> Text provided
▬▬▬▬▬▬
From a lexicographic point of view, I would qualify this as a definition (with a clear genus and differentiae) and does not correspond to an equivalent word in the target language (as one would expect for <gloss>). I would thus go for <def> here. @ttasovac : to be recorded in the documentation if we miss examples.

ttasovac commented 3 years ago

hm... I wouldn't go for a def here. A proper definition would be "resembling opal in its iridescence; having a milky white iridescence" or "a clear to white liquid secreted by sea hares (genus Aplysia) that becomes viscous upon contact with water" — to me, this is still a gloss. there is a genus, but really no differentia specifica...

Another thing that is often an indicator of a gloss in etymologies (although, admittedly, that varies from dictionary to dictionary) are the single quotation marks around tipo de vaso vitrificado...

laurentromary commented 3 years ago

Given the two sets of arguments, this is an ambiguous one, i.e. an encoder may decide on one or the other. I mean: imagine putting this as a clear instruction in a documentation? :-}

anacastrosalgado commented 3 years ago

As a lexicographer, I would rather prefer to use always gloss. If you don't, it could lead to big debates about what a 'definition' can be and what a 'gloss' can be. I agree with Toma.

Examples from Lisbon Academy of Sciences dictionary:

Casa [home] Do lat. casa ’cabana’ Convento [convent] Do lat. conventus ’congregação’ Fortificação [fortification] Do lat. fortificatio, -ōnis ’acção de fortificar’ Indolente [indolent] Do lat. indŏlens, -entis ’que não sofre’ What is cabana/congregação? A definition? No... A synonym? It's the meaning (explanation) of the Latin word. "acção de fortificar/que não sofre" can be consider as definition?

In all these examples, I go for "gloss".

"gloss is a textual description of a sense’s meaning meant for human interpretation."
▬▬▬▬▬▬
> Short problem
Copy the stretch of the forum thread on glosses and definitions from "From a lexicographic" through "no differentia specifica...", but change "definition" to "description" everywhere it appears. The listing after this point has nothing to do with the forum thread on glosses and definitions.

> Dataset content
▬▬▬▬▬▬
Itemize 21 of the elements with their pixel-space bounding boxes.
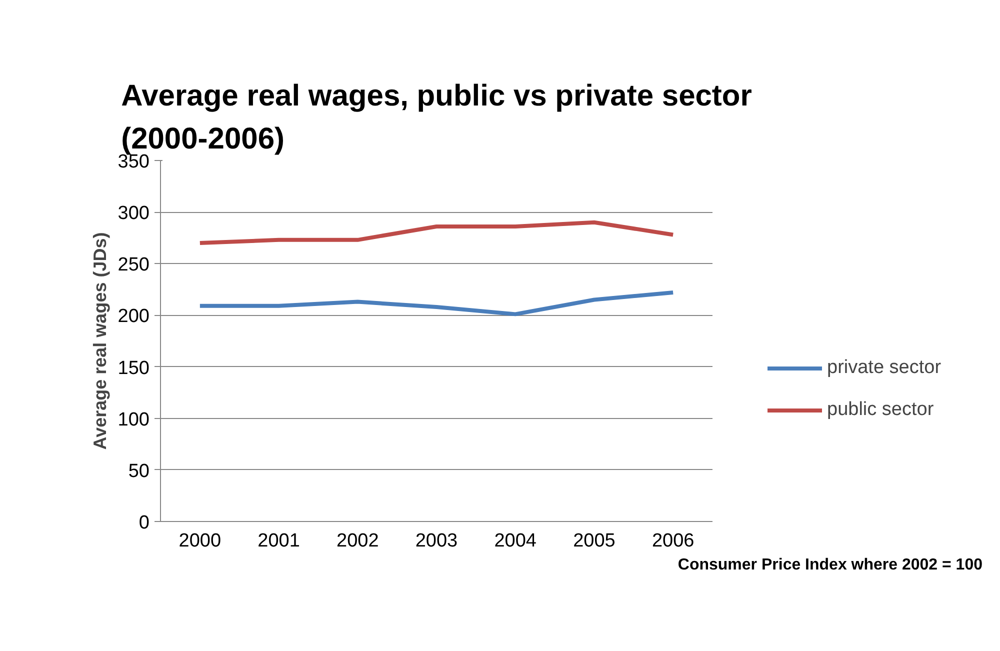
▬▬▬▬▬▬
> The answer
From a lexicographic point of view, I would qualify this as a description (with a clear genus and differentiae) and does not correspond to an equivalent word in the target language (as one would expect for <gloss>). I would thus go for <def> here. @ttasovac : to be recorded in the documentation if we miss examples.

ttasovac commented 3 years ago

hm... I wouldn't go for a def here. A proper description would be "resembling opal in its iridescence; having a milky white iridescence" or "a clear to white liquid secreted by sea hares (genus Aplysia) that becomes viscous upon contact with water" — to me, this is still a gloss. there is a genus, but really no differentia specifica...